━━ Entries shown

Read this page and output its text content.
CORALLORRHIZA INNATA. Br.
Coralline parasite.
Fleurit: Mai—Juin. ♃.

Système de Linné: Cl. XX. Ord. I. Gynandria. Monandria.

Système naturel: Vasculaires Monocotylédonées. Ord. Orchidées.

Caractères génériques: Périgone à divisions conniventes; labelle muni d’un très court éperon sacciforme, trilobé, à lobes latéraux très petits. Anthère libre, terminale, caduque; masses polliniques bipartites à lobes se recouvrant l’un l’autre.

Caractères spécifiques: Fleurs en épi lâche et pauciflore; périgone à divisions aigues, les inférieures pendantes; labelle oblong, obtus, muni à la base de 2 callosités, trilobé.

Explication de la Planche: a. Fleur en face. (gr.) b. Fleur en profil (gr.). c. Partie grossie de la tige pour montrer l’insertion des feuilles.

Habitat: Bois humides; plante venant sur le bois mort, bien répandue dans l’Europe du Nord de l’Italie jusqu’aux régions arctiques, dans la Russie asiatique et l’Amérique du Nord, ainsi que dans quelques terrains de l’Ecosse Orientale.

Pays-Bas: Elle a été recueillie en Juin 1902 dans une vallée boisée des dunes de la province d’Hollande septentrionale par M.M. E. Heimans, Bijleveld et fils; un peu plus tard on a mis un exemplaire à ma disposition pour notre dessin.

━━━━

▶ **Problem requirements**
Return the whole listing exactly, with every line included.

▶ **Task response**
Read this page and output its text content.
CORALLORRHIZA INNATA. Br.
Coralline parasite.
Fleurit: Mai—Juin. ♃.

Système de Linné: Cl. XX. Ord. I. Gynandria. Monandria.

Système naturel: Vasculaires Monocotylédonées. Ord. Orchidées.

Caractères génériques: Périgone à divisions conniventes; labelle muni d’un très court éperon sacciforme, trilobé, à lobes latéraux très petits. Anthère libre, terminale, caduque; masses polliniques bipartites à lobes se recouvrant l’un l’autre.

Caractères spécifiques: Fleurs en épi lâche et pauciflore; périgone à divisions aigues, les inférieures pendantes; labelle oblong, obtus, muni à la base de 2 callosités, trilobé.

Explication de la Planche: a. Fleur en face. (gr.) b. Fleur en profil (gr.). c. Partie grossie de la tige pour montrer l’insertion des feuilles.

Habitat: Bois humides; plante venant sur le bois mort, bien répandue dans l’Europe du Nord de l’Italie jusqu’aux régions arctiques, dans la Russie asiatique et l’Amérique du Nord, ainsi que dans quelques terrains de l’Ecosse Orientale.

Pays-Bas: Elle a été recueillie en Juin 1902 dans une vallée boisée des dunes de la province d’Hollande septentrionale par M.M. E. Heimans, Bijleveld et fils; un peu plus tard on a mis un exemplaire à ma disposition pour notre dessin.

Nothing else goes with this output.